Exercise
Could you repeat the records below exactly, leaving out any pictures?

[Data entries]

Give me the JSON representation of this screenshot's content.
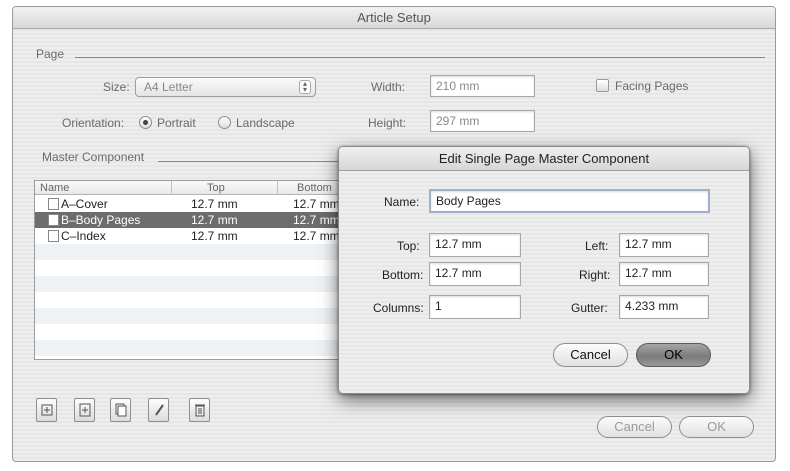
{
  "window": {
    "title": "Article Setup"
  },
  "page": {
    "section_label": "Page",
    "size_label": "Size:",
    "size_value": "A4 Letter",
    "orientation_label": "Orientation:",
    "portrait_label": "Portrait",
    "landscape_label": "Landscape",
    "width_label": "Width:",
    "width_value": "210 mm",
    "height_label": "Height:",
    "height_value": "297 mm",
    "facing_pages_label": "Facing Pages",
    "orientation_selected": "Portrait",
    "facing_pages_checked": false
  },
  "master": {
    "section_label": "Master Component",
    "columns": [
      "Name",
      "Top",
      "Bottom"
    ],
    "rows": [
      {
        "name": "A–Cover",
        "top": "12.7 mm",
        "bottom": "12.7 mm",
        "selected": false
      },
      {
        "name": "B–Body Pages",
        "top": "12.7 mm",
        "bottom": "12.7 mm",
        "selected": true
      },
      {
        "name": "C–Index",
        "top": "12.7 mm",
        "bottom": "12.7 mm",
        "selected": false
      }
    ]
  },
  "toolbar": {
    "icons": [
      "new-master-icon",
      "add-page-icon",
      "duplicate-icon",
      "edit-pencil-icon",
      "trash-icon"
    ]
  },
  "buttons": {
    "cancel": "Cancel",
    "ok": "OK"
  },
  "sheet": {
    "title": "Edit Single Page Master Component",
    "name_label": "Name:",
    "name_value": "Body Pages",
    "top_label": "Top:",
    "top_value": "12.7 mm",
    "left_label": "Left:",
    "left_value": "12.7 mm",
    "bottom_label": "Bottom:",
    "bottom_value": "12.7 mm",
    "right_label": "Right:",
    "right_value": "12.7 mm",
    "columns_label": "Columns:",
    "columns_value": "1",
    "gutter_label": "Gutter:",
    "gutter_value": "4.233 mm",
    "cancel": "Cancel",
    "ok": "OK"
  }
}
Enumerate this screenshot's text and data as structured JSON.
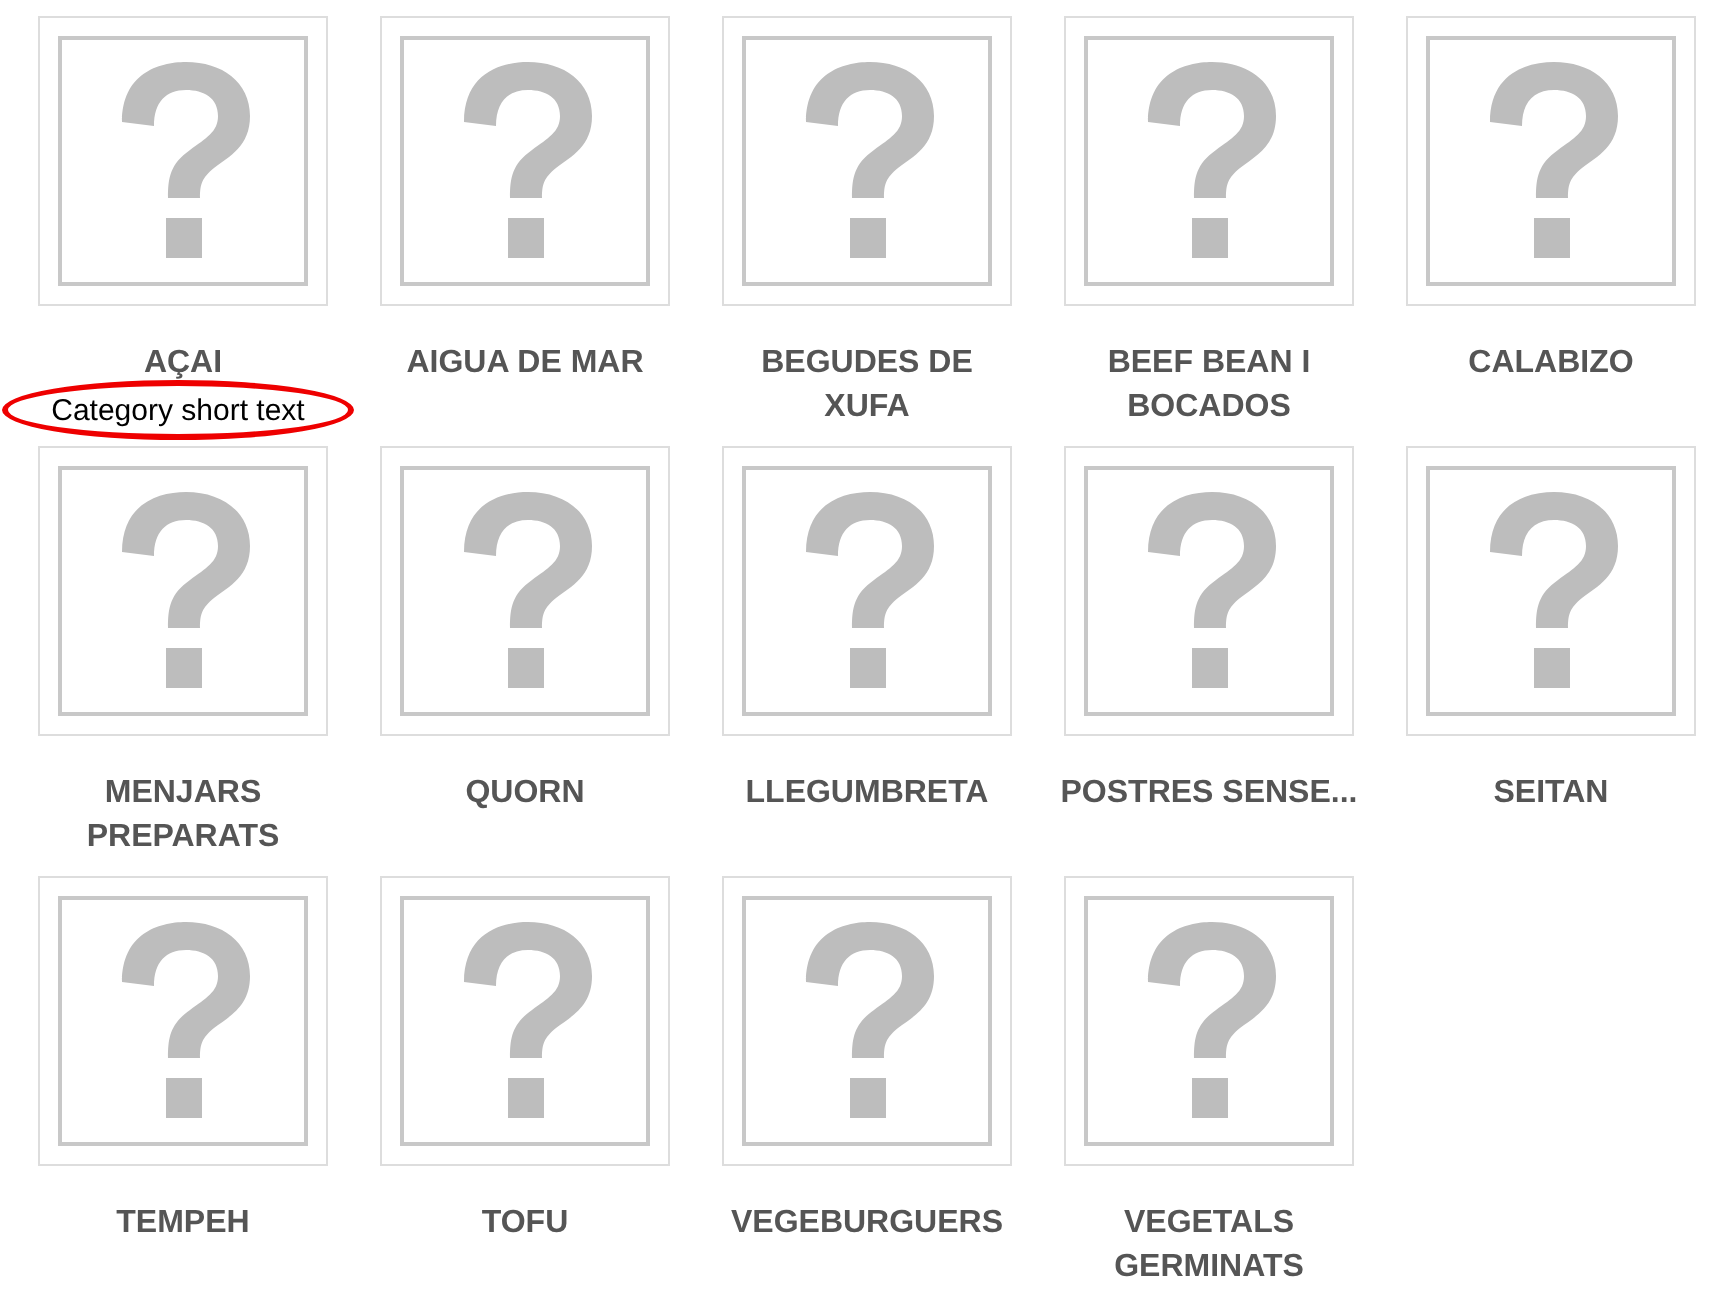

Finished answer
Give me the JSON representation of this screenshot's content.
{
  "window": {
    "title": "Article Setup"
  },
  "page": {
    "section_label": "Page",
    "size_label": "Size:",
    "size_value": "A4 Letter",
    "orientation_label": "Orientation:",
    "portrait_label": "Portrait",
    "landscape_label": "Landscape",
    "width_label": "Width:",
    "width_value": "210 mm",
    "height_label": "Height:",
    "height_value": "297 mm",
    "facing_pages_label": "Facing Pages",
    "orientation_selected": "Portrait",
    "facing_pages_checked": false
  },
  "master": {
    "section_label": "Master Component",
    "columns": [
      "Name",
      "Top",
      "Bottom"
    ],
    "rows": [
      {
        "name": "A–Cover",
        "top": "12.7 mm",
        "bottom": "12.7 mm",
        "selected": false
      },
      {
        "name": "B–Body Pages",
        "top": "12.7 mm",
        "bottom": "12.7 mm",
        "selected": true
      },
      {
        "name": "C–Index",
        "top": "12.7 mm",
        "bottom": "12.7 mm",
        "selected": false
      }
    ]
  },
  "toolbar": {
    "icons": [
      "new-master-icon",
      "add-page-icon",
      "duplicate-icon",
      "edit-pencil-icon",
      "trash-icon"
    ]
  },
  "buttons": {
    "cancel": "Cancel",
    "ok": "OK"
  },
  "sheet": {
    "title": "Edit Single Page Master Component",
    "name_label": "Name:",
    "name_value": "Body Pages",
    "top_label": "Top:",
    "top_value": "12.7 mm",
    "left_label": "Left:",
    "left_value": "12.7 mm",
    "bottom_label": "Bottom:",
    "bottom_value": "12.7 mm",
    "right_label": "Right:",
    "right_value": "12.7 mm",
    "columns_label": "Columns:",
    "columns_value": "1",
    "gutter_label": "Gutter:",
    "gutter_value": "4.233 mm",
    "cancel": "Cancel",
    "ok": "OK"
  }
}
Enumerate this screenshot's text and data as structured JSON.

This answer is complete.